(The task): Reproduce verbatim the lines of the entries starting at the one that contains "pagesize-label: 用紙サイズ(Z): bbox=[231, 72, 331, 89]" and ending at the one that contains "spin-down[interactable]: ▼ bbox=[339, 443, 355, 453]", both included.

** START Data for processing **

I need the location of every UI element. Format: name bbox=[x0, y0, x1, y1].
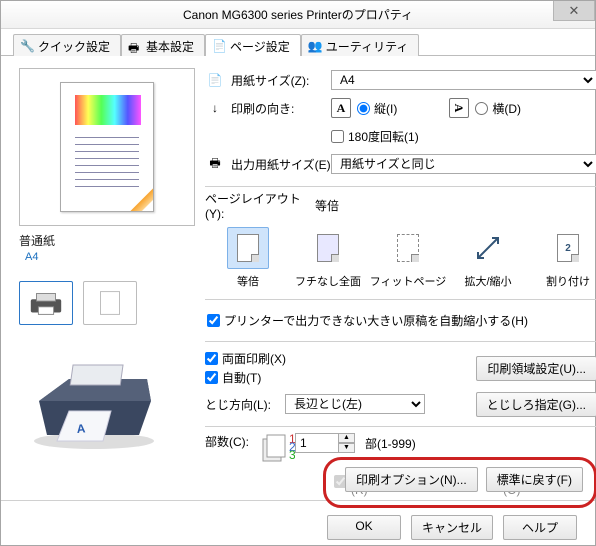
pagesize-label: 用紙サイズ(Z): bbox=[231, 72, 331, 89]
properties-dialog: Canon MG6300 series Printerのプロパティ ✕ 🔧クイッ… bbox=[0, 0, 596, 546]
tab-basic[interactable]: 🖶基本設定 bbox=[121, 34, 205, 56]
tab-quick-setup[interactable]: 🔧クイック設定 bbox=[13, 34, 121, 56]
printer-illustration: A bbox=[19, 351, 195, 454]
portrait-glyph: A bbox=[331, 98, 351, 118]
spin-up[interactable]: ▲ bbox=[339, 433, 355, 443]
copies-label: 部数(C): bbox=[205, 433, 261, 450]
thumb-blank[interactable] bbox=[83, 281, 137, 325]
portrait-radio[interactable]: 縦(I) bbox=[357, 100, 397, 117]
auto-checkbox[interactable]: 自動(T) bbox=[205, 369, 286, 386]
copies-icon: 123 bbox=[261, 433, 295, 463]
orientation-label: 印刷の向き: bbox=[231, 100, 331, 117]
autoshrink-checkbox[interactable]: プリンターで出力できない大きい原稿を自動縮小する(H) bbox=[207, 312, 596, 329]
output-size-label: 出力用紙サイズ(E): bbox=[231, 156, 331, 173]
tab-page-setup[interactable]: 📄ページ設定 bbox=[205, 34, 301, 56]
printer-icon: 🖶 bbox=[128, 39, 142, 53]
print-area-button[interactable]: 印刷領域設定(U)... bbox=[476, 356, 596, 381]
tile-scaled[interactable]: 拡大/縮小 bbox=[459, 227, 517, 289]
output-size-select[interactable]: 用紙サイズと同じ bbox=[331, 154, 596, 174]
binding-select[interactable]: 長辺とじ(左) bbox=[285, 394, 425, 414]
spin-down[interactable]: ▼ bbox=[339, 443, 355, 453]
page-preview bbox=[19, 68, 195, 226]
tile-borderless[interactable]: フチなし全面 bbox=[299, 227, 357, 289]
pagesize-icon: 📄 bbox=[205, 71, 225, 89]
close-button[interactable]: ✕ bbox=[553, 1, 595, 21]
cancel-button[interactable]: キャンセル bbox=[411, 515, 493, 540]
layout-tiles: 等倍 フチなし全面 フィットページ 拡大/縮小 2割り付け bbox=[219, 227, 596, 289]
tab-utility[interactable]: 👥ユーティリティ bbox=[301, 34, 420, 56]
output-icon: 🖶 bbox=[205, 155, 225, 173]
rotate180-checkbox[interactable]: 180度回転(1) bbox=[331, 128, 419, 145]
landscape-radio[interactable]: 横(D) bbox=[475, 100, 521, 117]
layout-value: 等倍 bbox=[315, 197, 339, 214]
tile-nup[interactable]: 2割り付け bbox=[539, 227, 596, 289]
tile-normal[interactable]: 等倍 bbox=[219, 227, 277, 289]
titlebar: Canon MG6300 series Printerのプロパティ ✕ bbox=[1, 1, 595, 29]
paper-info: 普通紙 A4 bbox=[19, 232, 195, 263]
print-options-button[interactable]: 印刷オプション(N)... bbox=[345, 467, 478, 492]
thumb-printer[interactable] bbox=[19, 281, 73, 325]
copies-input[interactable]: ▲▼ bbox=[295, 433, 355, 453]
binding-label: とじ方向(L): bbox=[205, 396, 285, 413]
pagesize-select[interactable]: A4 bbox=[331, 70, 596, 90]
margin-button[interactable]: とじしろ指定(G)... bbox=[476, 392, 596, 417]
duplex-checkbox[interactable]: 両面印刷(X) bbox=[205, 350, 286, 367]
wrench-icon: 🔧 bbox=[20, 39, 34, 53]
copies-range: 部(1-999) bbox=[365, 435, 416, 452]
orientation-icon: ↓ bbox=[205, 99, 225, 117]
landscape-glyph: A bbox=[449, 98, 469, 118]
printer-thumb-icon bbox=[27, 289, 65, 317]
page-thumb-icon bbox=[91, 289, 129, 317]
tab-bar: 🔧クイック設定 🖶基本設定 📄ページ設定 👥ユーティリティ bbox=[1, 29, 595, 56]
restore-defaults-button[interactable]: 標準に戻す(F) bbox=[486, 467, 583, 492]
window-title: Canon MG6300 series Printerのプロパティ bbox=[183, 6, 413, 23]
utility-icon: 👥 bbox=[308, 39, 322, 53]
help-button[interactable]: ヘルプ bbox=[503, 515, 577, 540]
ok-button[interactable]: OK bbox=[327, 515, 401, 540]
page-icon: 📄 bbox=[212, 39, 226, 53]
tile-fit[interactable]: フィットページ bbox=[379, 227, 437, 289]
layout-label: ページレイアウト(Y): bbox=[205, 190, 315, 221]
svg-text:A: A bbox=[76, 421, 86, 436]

** END Data for processing **

(Solution to this task):
pagesize-label: 用紙サイズ(Z): bbox=[231, 72, 331, 89]
properties-dialog: Canon MG6300 series Printerのプロパティ ✕ 🔧クイッ… bbox=[0, 0, 596, 546]
tab-basic[interactable]: 🖶基本設定 bbox=[121, 34, 205, 56]
tab-quick-setup[interactable]: 🔧クイック設定 bbox=[13, 34, 121, 56]
printer-illustration: A bbox=[19, 351, 195, 454]
portrait-glyph: A bbox=[331, 98, 351, 118]
spin-up[interactable]: ▲ bbox=[339, 433, 355, 443]
copies-label: 部数(C): bbox=[205, 433, 261, 450]
thumb-blank[interactable] bbox=[83, 281, 137, 325]
portrait-radio[interactable]: 縦(I) bbox=[357, 100, 397, 117]
auto-checkbox[interactable]: 自動(T) bbox=[205, 369, 286, 386]
copies-icon: 123 bbox=[261, 433, 295, 463]
orientation-label: 印刷の向き: bbox=[231, 100, 331, 117]
autoshrink-checkbox[interactable]: プリンターで出力できない大きい原稿を自動縮小する(H) bbox=[207, 312, 596, 329]
output-size-label: 出力用紙サイズ(E): bbox=[231, 156, 331, 173]
tab-page-setup[interactable]: 📄ページ設定 bbox=[205, 34, 301, 56]
printer-icon: 🖶 bbox=[128, 39, 142, 53]
print-area-button[interactable]: 印刷領域設定(U)... bbox=[476, 356, 596, 381]
tile-scaled[interactable]: 拡大/縮小 bbox=[459, 227, 517, 289]
output-size-select[interactable]: 用紙サイズと同じ bbox=[331, 154, 596, 174]
binding-select[interactable]: 長辺とじ(左) bbox=[285, 394, 425, 414]
spin-down[interactable]: ▼ bbox=[339, 443, 355, 453]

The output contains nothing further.